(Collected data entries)
::::

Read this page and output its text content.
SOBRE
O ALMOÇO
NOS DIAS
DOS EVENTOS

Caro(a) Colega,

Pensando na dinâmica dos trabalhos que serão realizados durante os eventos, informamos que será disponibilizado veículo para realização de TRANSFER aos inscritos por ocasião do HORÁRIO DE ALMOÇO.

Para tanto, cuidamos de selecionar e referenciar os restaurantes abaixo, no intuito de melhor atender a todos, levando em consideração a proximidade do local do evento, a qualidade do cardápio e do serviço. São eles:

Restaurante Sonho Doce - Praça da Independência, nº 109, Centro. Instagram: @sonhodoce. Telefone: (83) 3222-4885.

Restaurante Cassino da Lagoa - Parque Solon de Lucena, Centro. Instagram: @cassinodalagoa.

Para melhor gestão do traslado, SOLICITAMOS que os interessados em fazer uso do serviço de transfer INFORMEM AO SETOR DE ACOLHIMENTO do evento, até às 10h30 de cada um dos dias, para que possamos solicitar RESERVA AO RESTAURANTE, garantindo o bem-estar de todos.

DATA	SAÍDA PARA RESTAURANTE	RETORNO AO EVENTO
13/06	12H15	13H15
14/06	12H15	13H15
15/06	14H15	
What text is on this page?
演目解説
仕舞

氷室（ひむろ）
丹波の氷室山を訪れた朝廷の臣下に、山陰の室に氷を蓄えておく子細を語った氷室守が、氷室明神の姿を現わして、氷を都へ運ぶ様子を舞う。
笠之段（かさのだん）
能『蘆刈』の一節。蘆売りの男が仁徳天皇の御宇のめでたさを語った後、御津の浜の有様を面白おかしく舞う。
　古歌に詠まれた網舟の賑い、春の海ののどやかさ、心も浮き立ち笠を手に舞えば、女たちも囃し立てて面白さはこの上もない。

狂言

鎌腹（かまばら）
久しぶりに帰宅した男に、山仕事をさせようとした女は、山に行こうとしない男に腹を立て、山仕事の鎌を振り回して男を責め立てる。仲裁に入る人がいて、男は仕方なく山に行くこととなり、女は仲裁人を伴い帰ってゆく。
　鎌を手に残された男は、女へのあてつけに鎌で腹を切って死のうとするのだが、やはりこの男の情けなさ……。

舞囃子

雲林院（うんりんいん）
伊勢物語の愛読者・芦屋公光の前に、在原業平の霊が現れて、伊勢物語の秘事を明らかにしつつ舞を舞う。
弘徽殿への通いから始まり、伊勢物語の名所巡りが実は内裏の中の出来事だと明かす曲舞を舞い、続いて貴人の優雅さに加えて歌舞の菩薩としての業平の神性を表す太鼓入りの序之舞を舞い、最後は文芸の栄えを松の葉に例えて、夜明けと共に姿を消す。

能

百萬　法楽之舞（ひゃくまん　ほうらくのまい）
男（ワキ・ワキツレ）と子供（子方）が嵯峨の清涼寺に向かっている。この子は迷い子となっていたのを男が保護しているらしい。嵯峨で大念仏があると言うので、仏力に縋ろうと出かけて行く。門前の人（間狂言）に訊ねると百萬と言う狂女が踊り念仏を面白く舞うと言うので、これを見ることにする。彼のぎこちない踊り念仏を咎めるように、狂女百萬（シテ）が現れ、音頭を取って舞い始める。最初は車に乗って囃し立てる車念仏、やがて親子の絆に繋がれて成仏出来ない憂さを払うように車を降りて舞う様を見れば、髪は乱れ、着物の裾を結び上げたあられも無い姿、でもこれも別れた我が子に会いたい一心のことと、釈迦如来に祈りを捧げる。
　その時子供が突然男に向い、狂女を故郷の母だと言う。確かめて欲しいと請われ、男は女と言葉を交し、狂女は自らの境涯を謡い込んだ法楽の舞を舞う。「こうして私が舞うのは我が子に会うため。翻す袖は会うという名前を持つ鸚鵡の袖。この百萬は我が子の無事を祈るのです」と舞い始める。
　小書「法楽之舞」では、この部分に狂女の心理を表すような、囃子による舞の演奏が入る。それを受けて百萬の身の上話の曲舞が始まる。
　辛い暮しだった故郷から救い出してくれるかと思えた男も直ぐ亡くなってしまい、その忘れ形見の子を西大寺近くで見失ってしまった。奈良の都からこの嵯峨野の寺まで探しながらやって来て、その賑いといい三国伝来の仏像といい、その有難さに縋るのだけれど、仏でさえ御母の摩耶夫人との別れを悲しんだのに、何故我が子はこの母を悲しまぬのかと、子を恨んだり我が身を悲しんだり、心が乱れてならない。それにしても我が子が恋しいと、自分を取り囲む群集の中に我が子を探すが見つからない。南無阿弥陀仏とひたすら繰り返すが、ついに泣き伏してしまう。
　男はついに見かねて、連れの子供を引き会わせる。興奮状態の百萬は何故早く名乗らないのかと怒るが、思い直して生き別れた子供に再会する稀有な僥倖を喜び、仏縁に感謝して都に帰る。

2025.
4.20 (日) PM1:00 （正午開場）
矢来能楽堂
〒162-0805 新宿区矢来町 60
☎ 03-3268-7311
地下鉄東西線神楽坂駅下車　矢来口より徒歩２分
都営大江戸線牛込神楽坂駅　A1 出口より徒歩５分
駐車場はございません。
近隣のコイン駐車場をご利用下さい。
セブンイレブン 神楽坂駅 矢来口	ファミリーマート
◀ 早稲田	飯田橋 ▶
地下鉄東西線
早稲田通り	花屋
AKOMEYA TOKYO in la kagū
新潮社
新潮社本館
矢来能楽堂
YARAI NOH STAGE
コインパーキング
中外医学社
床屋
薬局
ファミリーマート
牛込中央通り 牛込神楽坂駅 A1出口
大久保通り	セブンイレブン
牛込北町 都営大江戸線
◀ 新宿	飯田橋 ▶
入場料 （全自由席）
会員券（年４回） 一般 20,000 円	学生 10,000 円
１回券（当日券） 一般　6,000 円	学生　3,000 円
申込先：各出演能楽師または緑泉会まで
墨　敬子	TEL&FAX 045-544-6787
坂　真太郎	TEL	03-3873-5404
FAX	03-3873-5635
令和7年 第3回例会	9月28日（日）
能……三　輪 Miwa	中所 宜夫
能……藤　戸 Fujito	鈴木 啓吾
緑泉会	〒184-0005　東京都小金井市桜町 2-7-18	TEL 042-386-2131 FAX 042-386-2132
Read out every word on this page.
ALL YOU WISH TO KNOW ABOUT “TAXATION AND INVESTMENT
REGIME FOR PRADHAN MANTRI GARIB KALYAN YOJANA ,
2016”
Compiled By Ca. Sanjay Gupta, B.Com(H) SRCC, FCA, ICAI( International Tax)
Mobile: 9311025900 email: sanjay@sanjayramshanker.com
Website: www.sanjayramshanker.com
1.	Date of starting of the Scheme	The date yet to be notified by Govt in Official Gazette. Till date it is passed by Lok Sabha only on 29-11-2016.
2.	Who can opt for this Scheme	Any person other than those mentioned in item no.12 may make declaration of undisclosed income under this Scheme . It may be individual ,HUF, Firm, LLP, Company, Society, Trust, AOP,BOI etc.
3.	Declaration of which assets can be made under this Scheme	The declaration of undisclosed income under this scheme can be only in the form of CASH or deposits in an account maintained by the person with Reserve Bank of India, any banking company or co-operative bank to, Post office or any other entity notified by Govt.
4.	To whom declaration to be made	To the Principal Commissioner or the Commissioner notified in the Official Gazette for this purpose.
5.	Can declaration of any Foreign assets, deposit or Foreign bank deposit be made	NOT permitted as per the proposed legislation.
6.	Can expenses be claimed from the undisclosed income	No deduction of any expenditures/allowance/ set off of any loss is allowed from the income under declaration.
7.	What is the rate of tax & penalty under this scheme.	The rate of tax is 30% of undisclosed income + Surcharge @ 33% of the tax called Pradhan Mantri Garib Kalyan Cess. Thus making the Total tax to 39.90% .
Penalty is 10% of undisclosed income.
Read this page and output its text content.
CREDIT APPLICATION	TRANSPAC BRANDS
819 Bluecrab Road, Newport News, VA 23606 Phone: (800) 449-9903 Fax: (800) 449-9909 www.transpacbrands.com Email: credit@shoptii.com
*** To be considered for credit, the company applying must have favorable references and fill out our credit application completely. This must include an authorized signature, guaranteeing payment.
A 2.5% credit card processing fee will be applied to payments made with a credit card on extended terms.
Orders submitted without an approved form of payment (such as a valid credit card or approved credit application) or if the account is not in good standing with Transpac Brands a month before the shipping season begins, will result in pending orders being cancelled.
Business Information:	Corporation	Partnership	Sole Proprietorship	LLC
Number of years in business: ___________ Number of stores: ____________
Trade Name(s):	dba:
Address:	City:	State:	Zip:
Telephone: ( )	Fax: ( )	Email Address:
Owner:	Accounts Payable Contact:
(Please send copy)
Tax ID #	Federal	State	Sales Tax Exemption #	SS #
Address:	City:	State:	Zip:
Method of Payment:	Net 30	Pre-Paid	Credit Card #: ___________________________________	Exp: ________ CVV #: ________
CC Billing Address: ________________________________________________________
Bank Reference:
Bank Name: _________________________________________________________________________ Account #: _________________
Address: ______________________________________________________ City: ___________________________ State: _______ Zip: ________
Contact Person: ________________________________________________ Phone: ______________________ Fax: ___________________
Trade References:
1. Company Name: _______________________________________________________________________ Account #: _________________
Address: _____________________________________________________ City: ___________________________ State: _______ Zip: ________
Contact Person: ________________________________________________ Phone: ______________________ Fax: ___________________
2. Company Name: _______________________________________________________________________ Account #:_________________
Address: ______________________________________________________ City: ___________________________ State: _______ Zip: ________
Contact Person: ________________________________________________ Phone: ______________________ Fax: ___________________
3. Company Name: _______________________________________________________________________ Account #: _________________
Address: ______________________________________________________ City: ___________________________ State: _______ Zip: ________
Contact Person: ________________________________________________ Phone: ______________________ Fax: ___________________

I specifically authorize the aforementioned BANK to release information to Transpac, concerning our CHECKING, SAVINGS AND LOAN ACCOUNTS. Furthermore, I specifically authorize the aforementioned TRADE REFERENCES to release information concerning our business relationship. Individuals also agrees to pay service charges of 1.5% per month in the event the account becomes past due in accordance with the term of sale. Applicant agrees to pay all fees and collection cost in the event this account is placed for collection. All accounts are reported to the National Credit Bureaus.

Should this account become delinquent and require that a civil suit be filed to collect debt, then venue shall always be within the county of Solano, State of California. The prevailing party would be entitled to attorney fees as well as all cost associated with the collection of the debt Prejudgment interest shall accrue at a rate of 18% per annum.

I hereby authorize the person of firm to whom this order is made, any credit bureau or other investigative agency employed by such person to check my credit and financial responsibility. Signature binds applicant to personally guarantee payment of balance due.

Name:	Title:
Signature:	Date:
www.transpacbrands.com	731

::::

Set exercise:
Search the data above for the word "Official", then gather each line in which it appears.

The answer:
1.	Date of starting of the Scheme	The date yet to be notified by Govt in Official Gazette. Till date it is passed by Lok Sabha only on 29-11-2016.
4.	To whom declaration to be made	To the Principal Commissioner or the Commissioner notified in the Official Gazette for this purpose.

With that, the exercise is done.